[Spatial annotation records]
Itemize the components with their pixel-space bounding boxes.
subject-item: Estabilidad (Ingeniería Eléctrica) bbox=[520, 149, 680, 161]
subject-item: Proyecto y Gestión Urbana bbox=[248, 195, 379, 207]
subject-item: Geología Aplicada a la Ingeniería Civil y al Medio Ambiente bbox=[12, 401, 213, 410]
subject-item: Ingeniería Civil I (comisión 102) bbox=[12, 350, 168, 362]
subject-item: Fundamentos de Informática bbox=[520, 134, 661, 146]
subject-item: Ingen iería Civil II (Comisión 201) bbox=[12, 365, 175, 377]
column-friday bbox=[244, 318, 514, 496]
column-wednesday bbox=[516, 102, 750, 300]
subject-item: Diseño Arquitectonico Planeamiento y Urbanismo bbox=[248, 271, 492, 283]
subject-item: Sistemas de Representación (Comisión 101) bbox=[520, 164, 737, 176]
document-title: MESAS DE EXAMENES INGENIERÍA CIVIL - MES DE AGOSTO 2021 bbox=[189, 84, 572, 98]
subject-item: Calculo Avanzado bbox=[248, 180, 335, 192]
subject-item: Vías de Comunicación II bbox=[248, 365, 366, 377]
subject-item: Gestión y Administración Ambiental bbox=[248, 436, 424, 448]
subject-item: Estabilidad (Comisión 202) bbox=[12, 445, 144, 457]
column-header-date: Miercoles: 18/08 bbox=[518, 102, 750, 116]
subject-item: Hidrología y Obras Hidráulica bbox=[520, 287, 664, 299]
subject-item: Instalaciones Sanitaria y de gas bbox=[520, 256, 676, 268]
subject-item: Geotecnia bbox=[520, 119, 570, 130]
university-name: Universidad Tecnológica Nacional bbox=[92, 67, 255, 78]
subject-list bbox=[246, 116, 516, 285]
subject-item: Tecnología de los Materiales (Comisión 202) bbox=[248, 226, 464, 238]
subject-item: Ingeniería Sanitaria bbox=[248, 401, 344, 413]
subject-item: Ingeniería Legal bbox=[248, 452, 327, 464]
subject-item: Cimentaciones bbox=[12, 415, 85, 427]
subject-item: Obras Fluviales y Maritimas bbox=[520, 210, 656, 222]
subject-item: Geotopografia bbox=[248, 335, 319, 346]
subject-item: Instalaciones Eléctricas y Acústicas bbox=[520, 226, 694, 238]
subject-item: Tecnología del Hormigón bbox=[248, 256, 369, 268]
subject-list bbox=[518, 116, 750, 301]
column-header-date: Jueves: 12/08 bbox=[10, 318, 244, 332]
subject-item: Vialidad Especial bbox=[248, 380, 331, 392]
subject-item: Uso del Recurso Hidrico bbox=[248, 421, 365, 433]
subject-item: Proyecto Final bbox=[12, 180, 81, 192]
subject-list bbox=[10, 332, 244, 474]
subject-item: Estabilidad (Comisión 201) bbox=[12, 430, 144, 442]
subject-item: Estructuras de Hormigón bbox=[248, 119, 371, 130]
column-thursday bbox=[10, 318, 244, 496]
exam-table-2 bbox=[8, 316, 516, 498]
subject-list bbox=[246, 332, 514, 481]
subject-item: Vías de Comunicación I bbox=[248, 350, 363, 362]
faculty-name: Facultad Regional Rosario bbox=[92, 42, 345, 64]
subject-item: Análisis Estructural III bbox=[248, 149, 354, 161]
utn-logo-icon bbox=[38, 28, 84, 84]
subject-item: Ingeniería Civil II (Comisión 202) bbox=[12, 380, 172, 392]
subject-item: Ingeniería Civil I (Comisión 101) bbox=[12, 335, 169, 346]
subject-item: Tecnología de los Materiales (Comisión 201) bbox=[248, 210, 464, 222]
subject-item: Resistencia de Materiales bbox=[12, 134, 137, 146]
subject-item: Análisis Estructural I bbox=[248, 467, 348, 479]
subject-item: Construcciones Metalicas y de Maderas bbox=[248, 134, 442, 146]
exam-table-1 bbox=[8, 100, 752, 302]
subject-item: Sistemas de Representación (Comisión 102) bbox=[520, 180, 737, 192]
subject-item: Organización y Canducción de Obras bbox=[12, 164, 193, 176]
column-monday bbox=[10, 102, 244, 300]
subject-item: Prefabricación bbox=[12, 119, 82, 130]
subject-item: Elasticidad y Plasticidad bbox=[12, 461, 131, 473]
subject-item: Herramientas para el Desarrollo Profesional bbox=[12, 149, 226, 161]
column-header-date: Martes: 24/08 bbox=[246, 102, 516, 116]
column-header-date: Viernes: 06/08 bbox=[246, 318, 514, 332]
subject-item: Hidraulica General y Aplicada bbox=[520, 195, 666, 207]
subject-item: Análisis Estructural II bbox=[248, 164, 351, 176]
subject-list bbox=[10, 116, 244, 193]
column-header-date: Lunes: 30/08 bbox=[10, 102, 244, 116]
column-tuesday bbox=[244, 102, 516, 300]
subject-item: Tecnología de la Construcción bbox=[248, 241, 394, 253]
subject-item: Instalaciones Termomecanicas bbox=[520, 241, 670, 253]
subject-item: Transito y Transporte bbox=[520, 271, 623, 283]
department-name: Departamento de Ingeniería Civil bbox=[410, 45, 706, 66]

What is being asked
Arrange the stretch of the records above, from the start through the line containing "subject-item: Hidrología y", as a numbered list, omitting any blank lines.

Full solution
1. Itemize the components with their pixel-space bounding boxes.
2. subject-item: Estabilidad (Ingeniería Eléctrica) bbox=[520, 149, 680, 161]
3. subject-item: Proyecto y Gestión Urbana bbox=[248, 195, 379, 207]
4. subject-item: Geología Aplicada a la Ingeniería Civil y al Medio Ambiente bbox=[12, 401, 213, 410]
5. subject-item: Ingeniería Civil I (comisión 102) bbox=[12, 350, 168, 362]
6. subject-item: Fundamentos de Informática bbox=[520, 134, 661, 146]
7. subject-item: Ingen iería Civil II (Comisión 201) bbox=[12, 365, 175, 377]
8. column-friday bbox=[244, 318, 514, 496]
9. column-wednesday bbox=[516, 102, 750, 300]
10. subject-item: Diseño Arquitectonico Planeamiento y Urbanismo bbox=[248, 271, 492, 283]
11. subject-item: Sistemas de Representación (Comisión 101) bbox=[520, 164, 737, 176]
12. document-title: MESAS DE EXAMENES INGENIERÍA CIVIL - MES DE AGOSTO 2021 bbox=[189, 84, 572, 98]
13. subject-item: Calculo Avanzado bbox=[248, 180, 335, 192]
14. subject-item: Vías de Comunicación II bbox=[248, 365, 366, 377]
15. subject-item: Gestión y Administración Ambiental bbox=[248, 436, 424, 448]
16. subject-item: Estabilidad (Comisión 202) bbox=[12, 445, 144, 457]
17. column-header-date: Miercoles: 18/08 bbox=[518, 102, 750, 116]
18. subject-item: Hidrología y Obras Hidráulica bbox=[520, 287, 664, 299]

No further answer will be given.